== Set problem ==
Copy out the entries in full and with complete accuracy; pictures are excluded.

== Records shown ==
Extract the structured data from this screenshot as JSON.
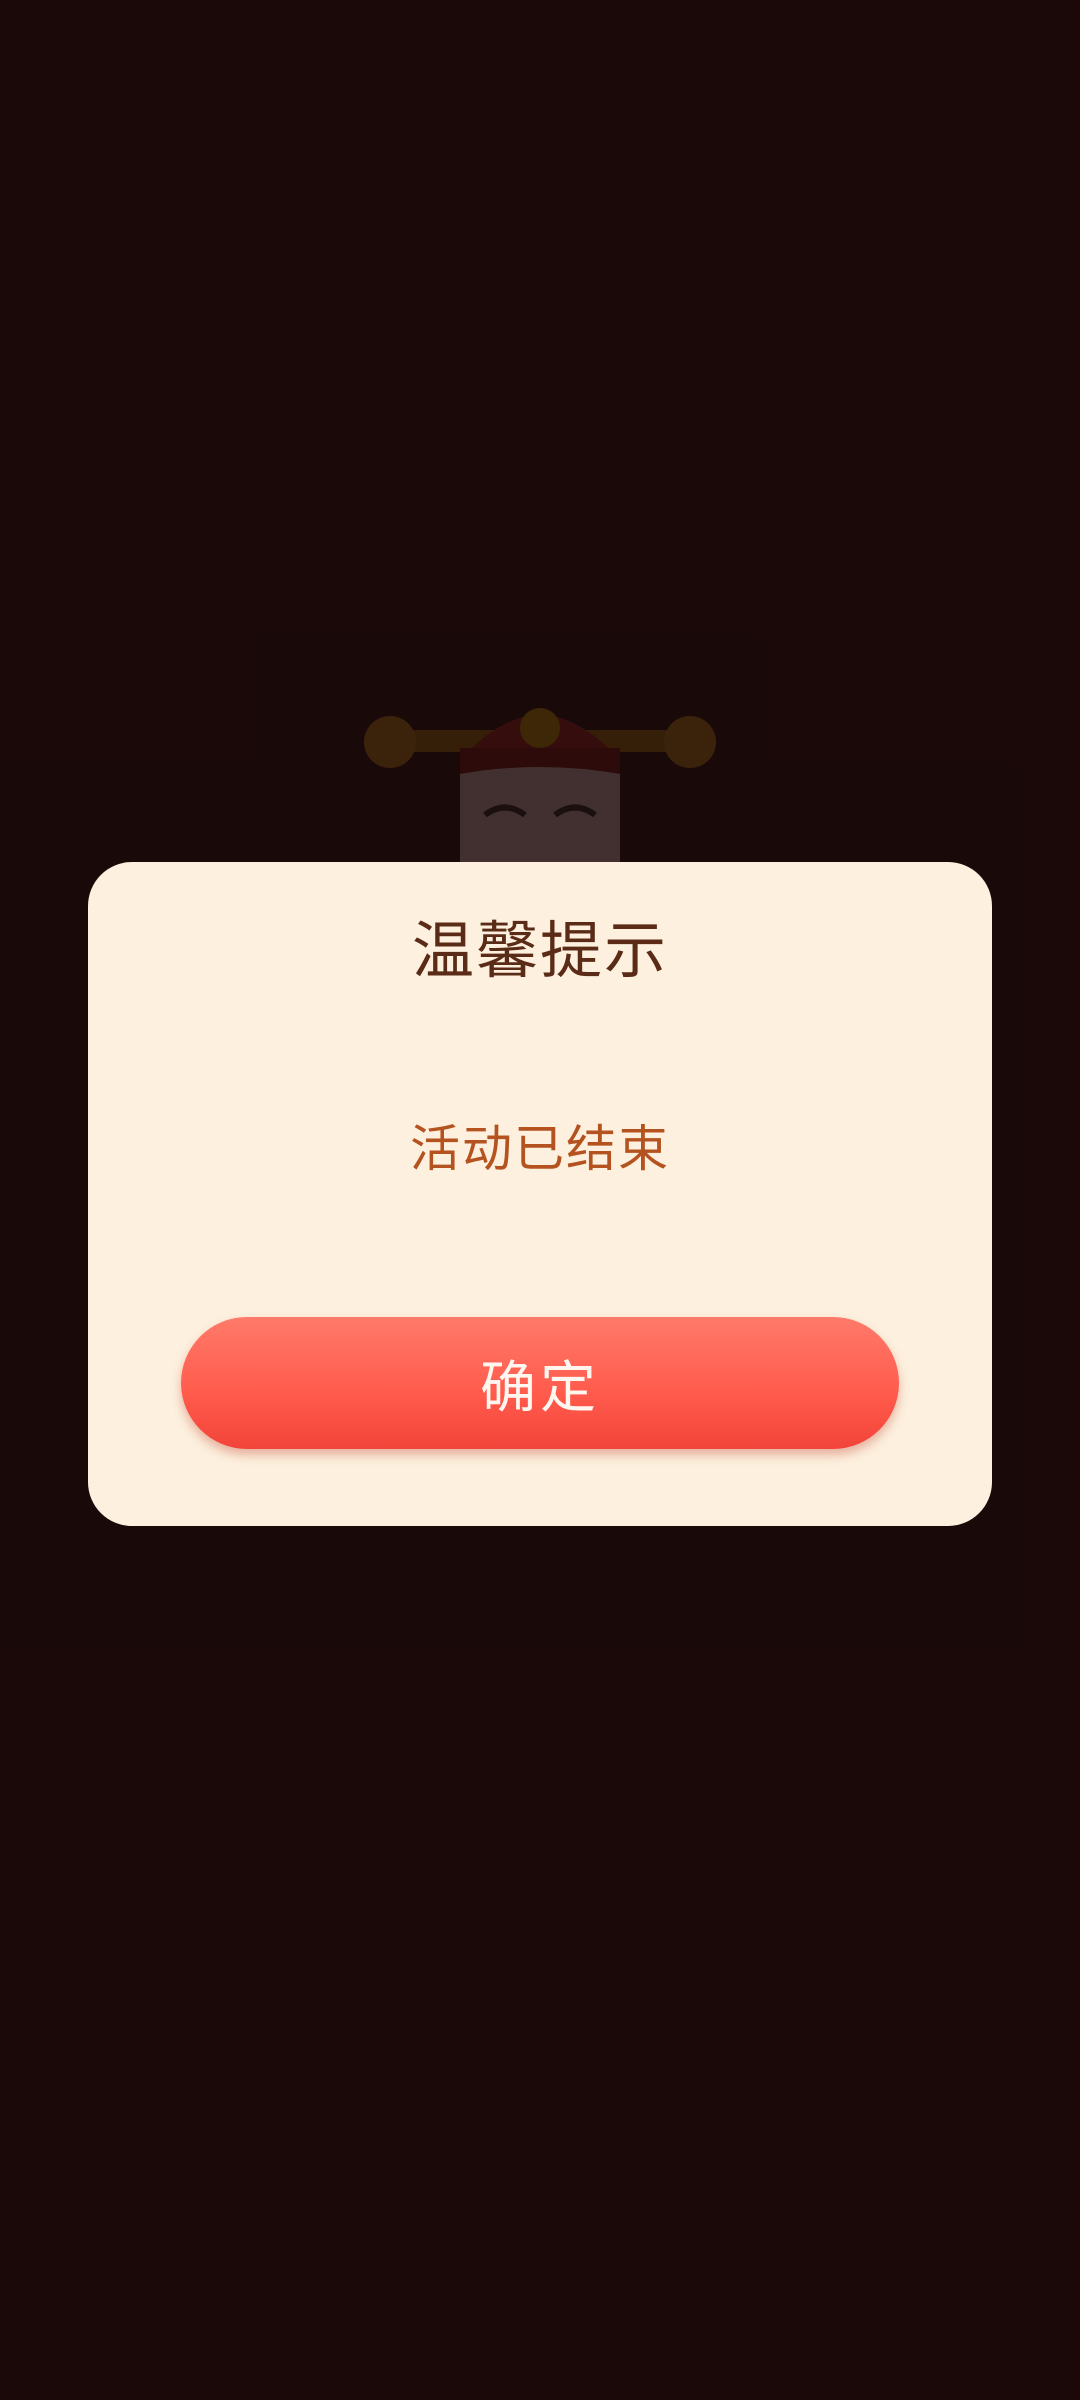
{
  "dialog": {
    "title": "温馨提示",
    "message": "活动已结束",
    "confirm_label": "确定"
  },
  "background": {
    "illustration": "god-of-wealth-figure"
  },
  "colors": {
    "screen_background": "#1e0b0c",
    "dialog_background": "#fdf0de",
    "title_text": "#5a2b16",
    "message_text": "#b4531f",
    "button_top": "#ff7a6a",
    "button_bottom": "#f2443a",
    "button_text": "#fff6ef"
  }
}
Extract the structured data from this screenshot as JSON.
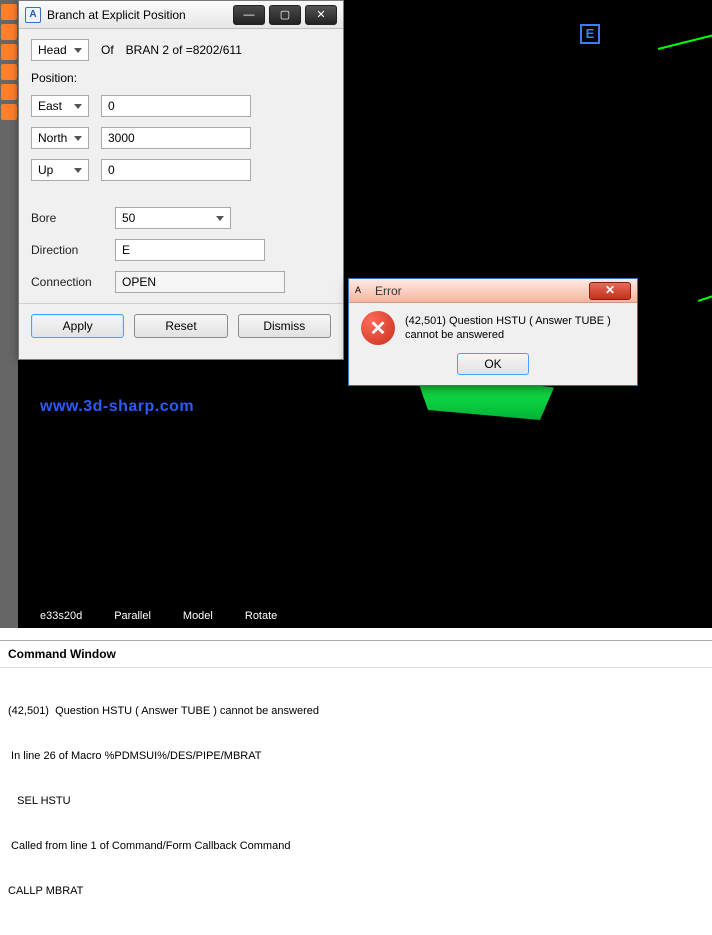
{
  "left_strip": {
    "icon_count": 6
  },
  "viewport": {
    "e_badge": "E",
    "watermark": "www.3d-sharp.com",
    "status_items": [
      "e33s20d",
      "Parallel",
      "Model",
      "Rotate"
    ]
  },
  "branch_dialog": {
    "title": "Branch at Explicit Position",
    "app_icon_glyph": "A",
    "winbtns": {
      "min": "—",
      "max": "▢",
      "close": "✕"
    },
    "head_select": "Head",
    "of_label": "Of",
    "bran_label": "BRAN 2 of =8202/611",
    "position_label": "Position:",
    "rows": [
      {
        "axis": "East",
        "value": "0"
      },
      {
        "axis": "North",
        "value": "3000"
      },
      {
        "axis": "Up",
        "value": "0"
      }
    ],
    "bore_label": "Bore",
    "bore_value": "50",
    "direction_label": "Direction",
    "direction_value": "E",
    "connection_label": "Connection",
    "connection_value": "OPEN",
    "buttons": {
      "apply": "Apply",
      "reset": "Reset",
      "dismiss": "Dismiss"
    }
  },
  "error_dialog": {
    "title": "Error",
    "app_icon_glyph": "A",
    "close_glyph": "✕",
    "icon_glyph": "✕",
    "message_l1": "(42,501)  Question  HSTU ( Answer TUBE )",
    "message_l2": "cannot be answered",
    "ok": "OK"
  },
  "command_window": {
    "title": "Command Window",
    "lines": [
      "(42,501)  Question HSTU ( Answer TUBE ) cannot be answered",
      " In line 26 of Macro %PDMSUI%/DES/PIPE/MBRAT",
      "   SEL HSTU",
      " Called from line 1 of Command/Form Callback Command",
      "CALLP MBRAT"
    ]
  }
}
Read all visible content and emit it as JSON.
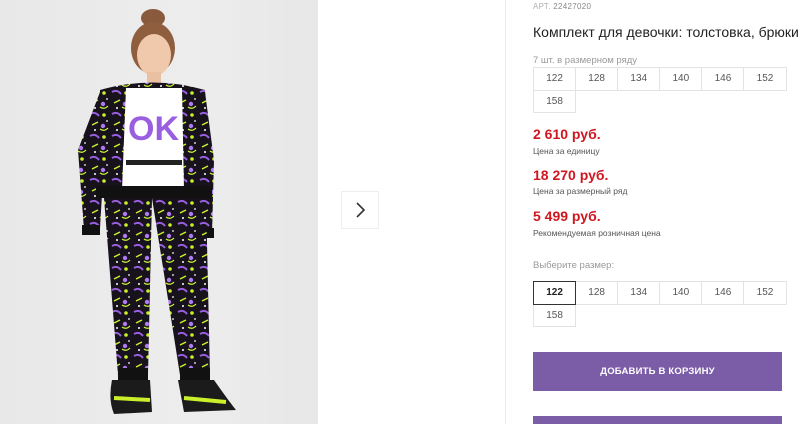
{
  "product": {
    "sku_label": "АРТ.",
    "sku_value": "22427020",
    "title": "Комплект для девочки: толстовка, брюки"
  },
  "size_range": {
    "label": "7 шт. в размерном ряду",
    "sizes": [
      "122",
      "128",
      "134",
      "140",
      "146",
      "152",
      "158"
    ]
  },
  "prices": [
    {
      "value": "2 610 руб.",
      "note": "Цена за единицу"
    },
    {
      "value": "18 270 руб.",
      "note": "Цена за размерный ряд"
    },
    {
      "value": "5 499 руб.",
      "note": "Рекомендуемая розничная цена"
    }
  ],
  "size_select": {
    "label": "Выберите размер:",
    "sizes": [
      "122",
      "128",
      "134",
      "140",
      "146",
      "152",
      "158"
    ],
    "selected": "122"
  },
  "actions": {
    "add_to_cart": "ДОБАВИТЬ В КОРЗИНУ"
  },
  "colors": {
    "accent": "#7b5ca6",
    "price": "#d0161f"
  },
  "icons": {
    "next": "chevron-right-icon"
  }
}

== Expected answer ==
Extract the structured data from this screenshot as JSON.
{
  "dialog": {
    "title": "温馨提示",
    "message": "活动已结束",
    "confirm_label": "确定"
  },
  "background": {
    "illustration": "god-of-wealth-figure"
  },
  "colors": {
    "screen_background": "#1e0b0c",
    "dialog_background": "#fdf0de",
    "title_text": "#5a2b16",
    "message_text": "#b4531f",
    "button_top": "#ff7a6a",
    "button_bottom": "#f2443a",
    "button_text": "#fff6ef"
  }
}
Extract the structured data from this screenshot as JSON.
{
  "left_strip": {
    "icon_count": 6
  },
  "viewport": {
    "e_badge": "E",
    "watermark": "www.3d-sharp.com",
    "status_items": [
      "e33s20d",
      "Parallel",
      "Model",
      "Rotate"
    ]
  },
  "branch_dialog": {
    "title": "Branch at Explicit Position",
    "app_icon_glyph": "A",
    "winbtns": {
      "min": "—",
      "max": "▢",
      "close": "✕"
    },
    "head_select": "Head",
    "of_label": "Of",
    "bran_label": "BRAN 2 of =8202/611",
    "position_label": "Position:",
    "rows": [
      {
        "axis": "East",
        "value": "0"
      },
      {
        "axis": "North",
        "value": "3000"
      },
      {
        "axis": "Up",
        "value": "0"
      }
    ],
    "bore_label": "Bore",
    "bore_value": "50",
    "direction_label": "Direction",
    "direction_value": "E",
    "connection_label": "Connection",
    "connection_value": "OPEN",
    "buttons": {
      "apply": "Apply",
      "reset": "Reset",
      "dismiss": "Dismiss"
    }
  },
  "error_dialog": {
    "title": "Error",
    "app_icon_glyph": "A",
    "close_glyph": "✕",
    "icon_glyph": "✕",
    "message_l1": "(42,501)  Question  HSTU ( Answer TUBE )",
    "message_l2": "cannot be answered",
    "ok": "OK"
  },
  "command_window": {
    "title": "Command Window",
    "lines": [
      "(42,501)  Question HSTU ( Answer TUBE ) cannot be answered",
      " In line 26 of Macro %PDMSUI%/DES/PIPE/MBRAT",
      "   SEL HSTU",
      " Called from line 1 of Command/Form Callback Command",
      "CALLP MBRAT"
    ]
  }
}
Read all visible content and emit it as JSON.
{
  "product": {
    "sku_label": "АРТ.",
    "sku_value": "22427020",
    "title": "Комплект для девочки: толстовка, брюки"
  },
  "size_range": {
    "label": "7 шт. в размерном ряду",
    "sizes": [
      "122",
      "128",
      "134",
      "140",
      "146",
      "152",
      "158"
    ]
  },
  "prices": [
    {
      "value": "2 610 руб.",
      "note": "Цена за единицу"
    },
    {
      "value": "18 270 руб.",
      "note": "Цена за размерный ряд"
    },
    {
      "value": "5 499 руб.",
      "note": "Рекомендуемая розничная цена"
    }
  ],
  "size_select": {
    "label": "Выберите размер:",
    "sizes": [
      "122",
      "128",
      "134",
      "140",
      "146",
      "152",
      "158"
    ],
    "selected": "122"
  },
  "actions": {
    "add_to_cart": "ДОБАВИТЬ В КОРЗИНУ"
  },
  "colors": {
    "accent": "#7b5ca6",
    "price": "#d0161f"
  },
  "icons": {
    "next": "chevron-right-icon"
  }
}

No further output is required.